begin TASK DATA
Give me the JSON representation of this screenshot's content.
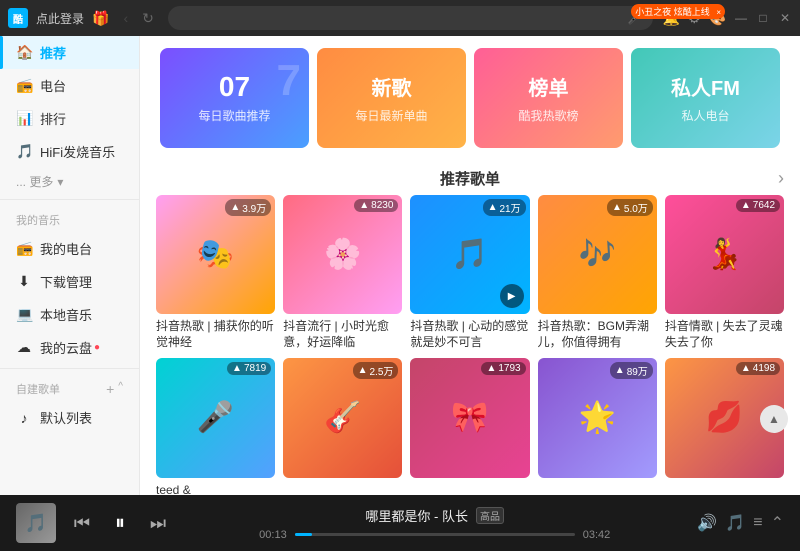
{
  "titlebar": {
    "logo": "酷",
    "login": "点此登录",
    "vip": "🎁",
    "back": "‹",
    "forward": "›",
    "refresh": "↻",
    "search_placeholder": "",
    "mic": "🎤",
    "notification": "小丑之夜 炫酷上线",
    "notification_close": "×",
    "bell": "🔔",
    "settings": "⚙",
    "skin": "🎨",
    "minimize": "—",
    "maximize": "□",
    "close": "✕"
  },
  "sidebar": {
    "items": [
      {
        "id": "recommend",
        "icon": "🏠",
        "label": "推荐",
        "active": true
      },
      {
        "id": "radio",
        "icon": "📻",
        "label": "电台",
        "active": false
      },
      {
        "id": "chart",
        "icon": "📊",
        "label": "排行",
        "active": false
      },
      {
        "id": "hifi",
        "icon": "🎵",
        "label": "HiFi发烧音乐",
        "active": false
      },
      {
        "id": "more",
        "icon": "",
        "label": "... 更多",
        "active": false
      }
    ],
    "my_music_title": "我的音乐",
    "my_items": [
      {
        "id": "my-radio",
        "icon": "📻",
        "label": "我的电台"
      },
      {
        "id": "download",
        "icon": "⬇",
        "label": "下载管理"
      },
      {
        "id": "local",
        "icon": "💻",
        "label": "本地音乐"
      },
      {
        "id": "cloud",
        "icon": "☁",
        "label": "我的云盘"
      }
    ],
    "playlist_title": "自建歌单",
    "add_btn": "+",
    "toggle": "^",
    "default_list": "默认列表"
  },
  "hero": {
    "cards": [
      {
        "id": "daily",
        "num": "07",
        "title": "",
        "subtitle": "每日歌曲推荐",
        "overlay": "7"
      },
      {
        "id": "new",
        "title": "新歌",
        "subtitle": "每日最新单曲"
      },
      {
        "id": "chart",
        "title": "榜单",
        "subtitle": "酷我热歌榜"
      },
      {
        "id": "fm",
        "title": "私人FM",
        "subtitle": "私人电台"
      }
    ]
  },
  "recommend": {
    "title": "推荐歌单",
    "more_icon": "›",
    "playlists_row1": [
      {
        "id": "p1",
        "count": "3.9万",
        "name": "抖音热歌 | 捕获你的听觉神经",
        "thumb_class": "thumb-1"
      },
      {
        "id": "p2",
        "count": "8230",
        "name": "抖音流行 | 小时光愈意，好运降临",
        "thumb_class": "thumb-2"
      },
      {
        "id": "p3",
        "count": "21万",
        "name": "抖音热歌 | 心动的感觉就是妙不可言",
        "thumb_class": "thumb-3",
        "has_play": true
      },
      {
        "id": "p4",
        "count": "5.0万",
        "name": "抖音热歌：BGM弄潮儿，你值得拥有",
        "thumb_class": "thumb-4"
      },
      {
        "id": "p5",
        "count": "7642",
        "name": "抖音情歌 | 失去了灵魂失去了你",
        "thumb_class": "thumb-5"
      }
    ],
    "playlists_row2": [
      {
        "id": "p6",
        "count": "7819",
        "name": "teed &",
        "thumb_class": "thumb-6"
      },
      {
        "id": "p7",
        "count": "2.5万",
        "name": "",
        "thumb_class": "thumb-7"
      },
      {
        "id": "p8",
        "count": "1793",
        "name": "",
        "thumb_class": "thumb-8"
      },
      {
        "id": "p9",
        "count": "89万",
        "name": "",
        "thumb_class": "thumb-9"
      },
      {
        "id": "p10",
        "count": "4198",
        "name": "",
        "thumb_class": "thumb-10"
      }
    ]
  },
  "player": {
    "prev": "⏮",
    "play": "⏸",
    "next": "⏭",
    "title": "哪里都是你 - 队长",
    "current_time": "00:13",
    "total_time": "03:42",
    "quality": "高品",
    "progress_pct": 6,
    "volume_icon": "🔊",
    "sound_icon": "🎵",
    "playlist_icon": "≡",
    "expand_icon": "⌃"
  }
}
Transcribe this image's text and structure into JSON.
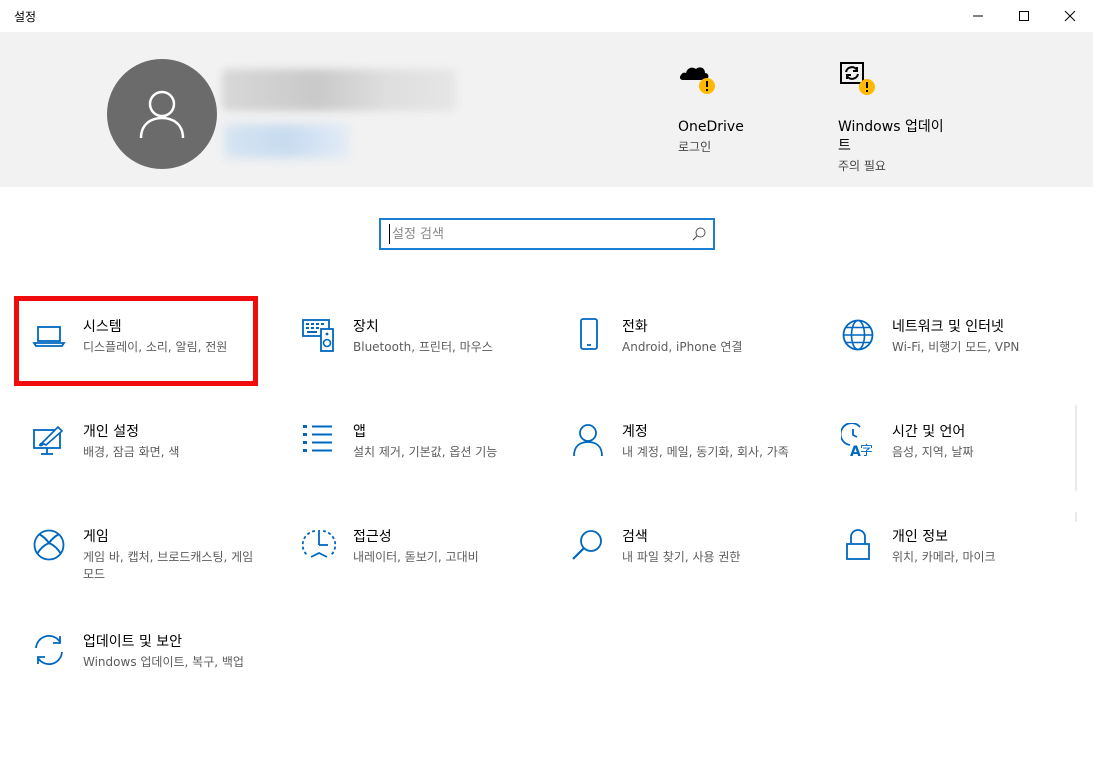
{
  "window": {
    "title": "설정"
  },
  "header": {
    "onedrive": {
      "label": "OneDrive",
      "sub": "로그인"
    },
    "windows_update": {
      "label": "Windows 업데이트",
      "sub": "주의 필요"
    }
  },
  "search": {
    "placeholder": "설정 검색",
    "value": ""
  },
  "colors": {
    "accent": "#0067c0",
    "highlight": "#f00c0c",
    "warning": "#ffb900"
  },
  "categories": [
    {
      "icon": "laptop-icon",
      "title": "시스템",
      "desc": "디스플레이, 소리, 알림, 전원"
    },
    {
      "icon": "keyboard-device-icon",
      "title": "장치",
      "desc": "Bluetooth, 프린터, 마우스"
    },
    {
      "icon": "phone-icon",
      "title": "전화",
      "desc": "Android, iPhone 연결"
    },
    {
      "icon": "globe-icon",
      "title": "네트워크 및 인터넷",
      "desc": "Wi-Fi, 비행기 모드, VPN"
    },
    {
      "icon": "personalization-icon",
      "title": "개인 설정",
      "desc": "배경, 잠금 화면, 색"
    },
    {
      "icon": "apps-list-icon",
      "title": "앱",
      "desc": "설치 제거, 기본값, 옵션 기능"
    },
    {
      "icon": "person-icon",
      "title": "계정",
      "desc": "내 계정, 메일, 동기화, 회사, 가족"
    },
    {
      "icon": "time-language-icon",
      "title": "시간 및 언어",
      "desc": "음성, 지역, 날짜"
    },
    {
      "icon": "xbox-icon",
      "title": "게임",
      "desc": "게임 바, 캡처, 브로드캐스팅, 게임 모드"
    },
    {
      "icon": "ease-of-access-icon",
      "title": "접근성",
      "desc": "내레이터, 돋보기, 고대비"
    },
    {
      "icon": "search-icon",
      "title": "검색",
      "desc": "내 파일 찾기, 사용 권한"
    },
    {
      "icon": "lock-icon",
      "title": "개인 정보",
      "desc": "위치, 카메라, 마이크"
    },
    {
      "icon": "sync-icon",
      "title": "업데이트 및 보안",
      "desc": "Windows 업데이트, 복구, 백업"
    }
  ]
}
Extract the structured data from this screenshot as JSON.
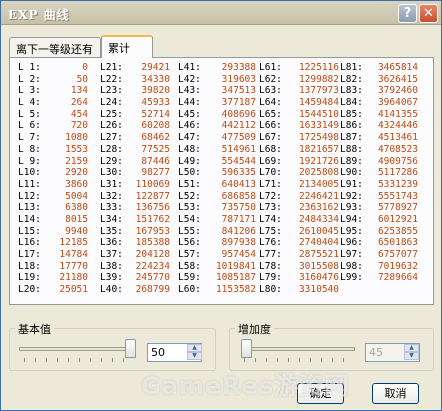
end TASK DATA
How many of the lines above contain the string "JSON"? Give the number only.

• **TASK SOLUTION**
3